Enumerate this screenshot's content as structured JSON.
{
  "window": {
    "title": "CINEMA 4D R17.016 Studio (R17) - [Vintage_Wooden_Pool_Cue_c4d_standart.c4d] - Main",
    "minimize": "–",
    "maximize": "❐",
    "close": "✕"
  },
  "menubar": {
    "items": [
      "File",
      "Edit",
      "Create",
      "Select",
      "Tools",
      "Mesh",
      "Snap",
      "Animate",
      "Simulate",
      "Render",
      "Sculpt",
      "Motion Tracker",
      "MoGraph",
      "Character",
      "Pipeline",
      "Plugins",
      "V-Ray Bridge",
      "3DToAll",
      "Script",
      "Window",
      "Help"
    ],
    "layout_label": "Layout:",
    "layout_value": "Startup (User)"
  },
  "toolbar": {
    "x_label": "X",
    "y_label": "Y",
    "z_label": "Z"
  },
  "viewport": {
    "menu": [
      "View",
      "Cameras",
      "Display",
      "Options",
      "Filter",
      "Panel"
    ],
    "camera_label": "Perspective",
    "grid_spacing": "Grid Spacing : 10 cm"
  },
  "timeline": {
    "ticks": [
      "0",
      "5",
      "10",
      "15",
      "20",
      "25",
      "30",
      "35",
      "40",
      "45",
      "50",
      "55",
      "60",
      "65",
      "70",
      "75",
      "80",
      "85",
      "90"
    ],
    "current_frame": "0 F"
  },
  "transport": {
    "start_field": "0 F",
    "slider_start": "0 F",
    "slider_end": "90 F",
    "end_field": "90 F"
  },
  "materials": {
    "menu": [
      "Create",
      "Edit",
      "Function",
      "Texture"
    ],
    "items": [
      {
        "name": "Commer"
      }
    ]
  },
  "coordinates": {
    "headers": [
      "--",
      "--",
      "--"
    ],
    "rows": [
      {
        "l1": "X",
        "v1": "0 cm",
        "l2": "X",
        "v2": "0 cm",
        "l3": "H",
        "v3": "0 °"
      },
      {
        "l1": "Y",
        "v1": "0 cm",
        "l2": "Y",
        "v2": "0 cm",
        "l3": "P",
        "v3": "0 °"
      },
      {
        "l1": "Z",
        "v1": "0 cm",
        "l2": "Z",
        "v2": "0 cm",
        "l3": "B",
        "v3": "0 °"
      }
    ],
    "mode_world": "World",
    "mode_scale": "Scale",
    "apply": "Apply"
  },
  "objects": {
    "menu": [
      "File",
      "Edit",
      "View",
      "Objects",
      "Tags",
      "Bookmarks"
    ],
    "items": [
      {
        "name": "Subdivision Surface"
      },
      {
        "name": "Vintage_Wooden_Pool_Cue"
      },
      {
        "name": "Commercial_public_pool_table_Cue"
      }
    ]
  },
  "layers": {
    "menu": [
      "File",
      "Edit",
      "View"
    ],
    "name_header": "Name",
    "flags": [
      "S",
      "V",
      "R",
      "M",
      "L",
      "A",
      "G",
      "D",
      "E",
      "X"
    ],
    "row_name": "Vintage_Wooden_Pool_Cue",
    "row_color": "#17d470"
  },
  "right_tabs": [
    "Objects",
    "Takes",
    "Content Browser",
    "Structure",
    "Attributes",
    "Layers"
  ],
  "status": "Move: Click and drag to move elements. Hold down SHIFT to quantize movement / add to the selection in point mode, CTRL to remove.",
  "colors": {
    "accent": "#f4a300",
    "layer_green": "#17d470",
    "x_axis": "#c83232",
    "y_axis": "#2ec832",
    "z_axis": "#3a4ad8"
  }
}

● ● ●

Repeat the data exactly. Leave nothing out.

Enumerate this screenshot's content as structured JSON.
{
  "window": {
    "title": "CINEMA 4D R17.016 Studio (R17) - [Vintage_Wooden_Pool_Cue_c4d_standart.c4d] - Main",
    "minimize": "–",
    "maximize": "❐",
    "close": "✕"
  },
  "menubar": {
    "items": [
      "File",
      "Edit",
      "Create",
      "Select",
      "Tools",
      "Mesh",
      "Snap",
      "Animate",
      "Simulate",
      "Render",
      "Sculpt",
      "Motion Tracker",
      "MoGraph",
      "Character",
      "Pipeline",
      "Plugins",
      "V-Ray Bridge",
      "3DToAll",
      "Script",
      "Window",
      "Help"
    ],
    "layout_label": "Layout:",
    "layout_value": "Startup (User)"
  },
  "toolbar": {
    "x_label": "X",
    "y_label": "Y",
    "z_label": "Z"
  },
  "viewport": {
    "menu": [
      "View",
      "Cameras",
      "Display",
      "Options",
      "Filter",
      "Panel"
    ],
    "camera_label": "Perspective",
    "grid_spacing": "Grid Spacing : 10 cm"
  },
  "timeline": {
    "ticks": [
      "0",
      "5",
      "10",
      "15",
      "20",
      "25",
      "30",
      "35",
      "40",
      "45",
      "50",
      "55",
      "60",
      "65",
      "70",
      "75",
      "80",
      "85",
      "90"
    ],
    "current_frame": "0 F"
  },
  "transport": {
    "start_field": "0 F",
    "slider_start": "0 F",
    "slider_end": "90 F",
    "end_field": "90 F"
  },
  "materials": {
    "menu": [
      "Create",
      "Edit",
      "Function",
      "Texture"
    ],
    "items": [
      {
        "name": "Commer"
      }
    ]
  },
  "coordinates": {
    "headers": [
      "--",
      "--",
      "--"
    ],
    "rows": [
      {
        "l1": "X",
        "v1": "0 cm",
        "l2": "X",
        "v2": "0 cm",
        "l3": "H",
        "v3": "0 °"
      },
      {
        "l1": "Y",
        "v1": "0 cm",
        "l2": "Y",
        "v2": "0 cm",
        "l3": "P",
        "v3": "0 °"
      },
      {
        "l1": "Z",
        "v1": "0 cm",
        "l2": "Z",
        "v2": "0 cm",
        "l3": "B",
        "v3": "0 °"
      }
    ],
    "mode_world": "World",
    "mode_scale": "Scale",
    "apply": "Apply"
  },
  "objects": {
    "menu": [
      "File",
      "Edit",
      "View",
      "Objects",
      "Tags",
      "Bookmarks"
    ],
    "items": [
      {
        "name": "Subdivision Surface"
      },
      {
        "name": "Vintage_Wooden_Pool_Cue"
      },
      {
        "name": "Commercial_public_pool_table_Cue"
      }
    ]
  },
  "layers": {
    "menu": [
      "File",
      "Edit",
      "View"
    ],
    "name_header": "Name",
    "flags": [
      "S",
      "V",
      "R",
      "M",
      "L",
      "A",
      "G",
      "D",
      "E",
      "X"
    ],
    "row_name": "Vintage_Wooden_Pool_Cue",
    "row_color": "#17d470"
  },
  "right_tabs": [
    "Objects",
    "Takes",
    "Content Browser",
    "Structure",
    "Attributes",
    "Layers"
  ],
  "status": "Move: Click and drag to move elements. Hold down SHIFT to quantize movement / add to the selection in point mode, CTRL to remove.",
  "colors": {
    "accent": "#f4a300",
    "layer_green": "#17d470",
    "x_axis": "#c83232",
    "y_axis": "#2ec832",
    "z_axis": "#3a4ad8"
  }
}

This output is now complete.